TO DO: Repeat every line of the listing below exactly, minus the pictures.

RECORD SET:
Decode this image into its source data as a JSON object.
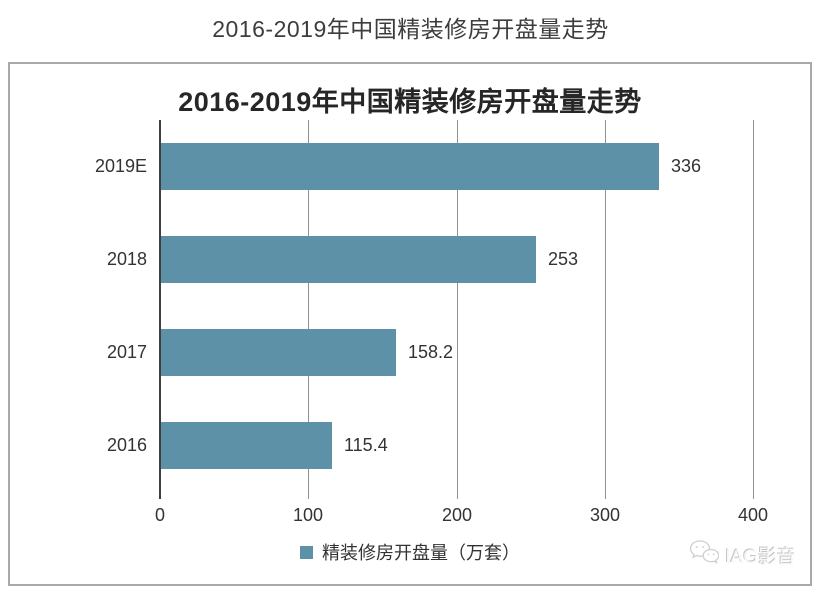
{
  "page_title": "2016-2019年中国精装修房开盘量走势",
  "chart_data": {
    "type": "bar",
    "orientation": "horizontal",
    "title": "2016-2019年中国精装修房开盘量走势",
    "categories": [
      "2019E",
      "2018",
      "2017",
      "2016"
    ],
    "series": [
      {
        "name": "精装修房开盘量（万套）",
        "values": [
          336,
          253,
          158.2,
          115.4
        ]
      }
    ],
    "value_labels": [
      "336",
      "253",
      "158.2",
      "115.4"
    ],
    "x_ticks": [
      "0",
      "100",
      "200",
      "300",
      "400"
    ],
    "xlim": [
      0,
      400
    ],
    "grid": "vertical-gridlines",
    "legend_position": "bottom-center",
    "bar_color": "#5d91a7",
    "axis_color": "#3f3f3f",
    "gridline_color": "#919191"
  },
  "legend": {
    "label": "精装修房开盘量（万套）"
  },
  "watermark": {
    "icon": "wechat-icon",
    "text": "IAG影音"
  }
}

RESPONSE TO THE TASK:
Decode this image into its source data as a JSON object.
{
  "page_title": "2016-2019年中国精装修房开盘量走势",
  "chart_data": {
    "type": "bar",
    "orientation": "horizontal",
    "title": "2016-2019年中国精装修房开盘量走势",
    "categories": [
      "2019E",
      "2018",
      "2017",
      "2016"
    ],
    "series": [
      {
        "name": "精装修房开盘量（万套）",
        "values": [
          336,
          253,
          158.2,
          115.4
        ]
      }
    ],
    "value_labels": [
      "336",
      "253",
      "158.2",
      "115.4"
    ],
    "x_ticks": [
      "0",
      "100",
      "200",
      "300",
      "400"
    ],
    "xlim": [
      0,
      400
    ],
    "grid": "vertical-gridlines",
    "legend_position": "bottom-center",
    "bar_color": "#5d91a7",
    "axis_color": "#3f3f3f",
    "gridline_color": "#919191"
  },
  "legend": {
    "label": "精装修房开盘量（万套）"
  },
  "watermark": {
    "icon": "wechat-icon",
    "text": "IAG影音"
  }
}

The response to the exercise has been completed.